EXERCISE PROMPT
Write out the whole listing again, exactly as given.

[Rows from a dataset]
___
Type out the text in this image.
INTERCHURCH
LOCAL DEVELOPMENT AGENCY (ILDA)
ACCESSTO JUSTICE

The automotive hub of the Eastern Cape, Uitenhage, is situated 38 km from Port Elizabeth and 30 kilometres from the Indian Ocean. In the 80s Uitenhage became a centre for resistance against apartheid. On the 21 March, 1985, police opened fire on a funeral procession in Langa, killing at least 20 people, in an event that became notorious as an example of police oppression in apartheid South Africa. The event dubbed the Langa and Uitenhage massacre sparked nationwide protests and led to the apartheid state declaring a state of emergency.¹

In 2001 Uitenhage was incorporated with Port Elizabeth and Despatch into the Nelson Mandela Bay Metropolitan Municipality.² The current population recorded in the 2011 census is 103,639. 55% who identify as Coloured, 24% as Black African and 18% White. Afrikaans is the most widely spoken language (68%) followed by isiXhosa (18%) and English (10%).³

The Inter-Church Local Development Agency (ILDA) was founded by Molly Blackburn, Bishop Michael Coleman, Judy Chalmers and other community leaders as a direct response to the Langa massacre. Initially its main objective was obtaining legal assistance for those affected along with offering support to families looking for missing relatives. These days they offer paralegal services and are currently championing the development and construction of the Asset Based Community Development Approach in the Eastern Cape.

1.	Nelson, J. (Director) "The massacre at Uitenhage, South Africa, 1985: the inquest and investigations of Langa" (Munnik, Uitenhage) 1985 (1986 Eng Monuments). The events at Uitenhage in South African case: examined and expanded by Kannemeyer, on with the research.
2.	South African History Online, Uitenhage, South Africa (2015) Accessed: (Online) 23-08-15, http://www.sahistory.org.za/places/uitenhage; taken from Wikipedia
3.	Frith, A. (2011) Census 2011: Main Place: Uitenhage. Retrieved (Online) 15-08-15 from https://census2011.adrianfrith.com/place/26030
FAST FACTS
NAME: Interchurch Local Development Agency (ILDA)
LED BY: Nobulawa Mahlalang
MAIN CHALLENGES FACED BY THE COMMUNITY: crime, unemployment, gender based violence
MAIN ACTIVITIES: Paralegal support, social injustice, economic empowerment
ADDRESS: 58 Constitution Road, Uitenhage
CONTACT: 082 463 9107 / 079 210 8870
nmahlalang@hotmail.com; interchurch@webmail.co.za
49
___
SOLUTION TO THIS EXERCISE
Type out the text in this image.
INTERCHURCH
LOCAL DEVELOPMENT AGENCY (ILDA)
ACCESSTO JUSTICE

The automotive hub of the Eastern Cape, Uitenhage, is situated 38 km from Port Elizabeth and 30 kilometres from the Indian Ocean. In the 80s Uitenhage became a centre for resistance against apartheid. On the 21 March, 1985, police opened fire on a funeral procession in Langa, killing at least 20 people, in an event that became notorious as an example of police oppression in apartheid South Africa. The event dubbed the Langa and Uitenhage massacre sparked nationwide protests and led to the apartheid state declaring a state of emergency.¹

In 2001 Uitenhage was incorporated with Port Elizabeth and Despatch into the Nelson Mandela Bay Metropolitan Municipality.² The current population recorded in the 2011 census is 103,639. 55% who identify as Coloured, 24% as Black African and 18% White. Afrikaans is the most widely spoken language (68%) followed by isiXhosa (18%) and English (10%).³

The Inter-Church Local Development Agency (ILDA) was founded by Molly Blackburn, Bishop Michael Coleman, Judy Chalmers and other community leaders as a direct response to the Langa massacre. Initially its main objective was obtaining legal assistance for those affected along with offering support to families looking for missing relatives. These days they offer paralegal services and are currently championing the development and construction of the Asset Based Community Development Approach in the Eastern Cape.

1.	Nelson, J. (Director) "The massacre at Uitenhage, South Africa, 1985: the inquest and investigations of Langa" (Munnik, Uitenhage) 1985 (1986 Eng Monuments). The events at Uitenhage in South African case: examined and expanded by Kannemeyer, on with the research.
2.	South African History Online, Uitenhage, South Africa (2015) Accessed: (Online) 23-08-15, http://www.sahistory.org.za/places/uitenhage; taken from Wikipedia
3.	Frith, A. (2011) Census 2011: Main Place: Uitenhage. Retrieved (Online) 15-08-15 from https://census2011.adrianfrith.com/place/26030
FAST FACTS
NAME: Interchurch Local Development Agency (ILDA)
LED BY: Nobulawa Mahlalang
MAIN CHALLENGES FACED BY THE COMMUNITY: crime, unemployment, gender based violence
MAIN ACTIVITIES: Paralegal support, social injustice, economic empowerment
ADDRESS: 58 Constitution Road, Uitenhage
CONTACT: 082 463 9107 / 079 210 8870
nmahlalang@hotmail.com; interchurch@webmail.co.za
49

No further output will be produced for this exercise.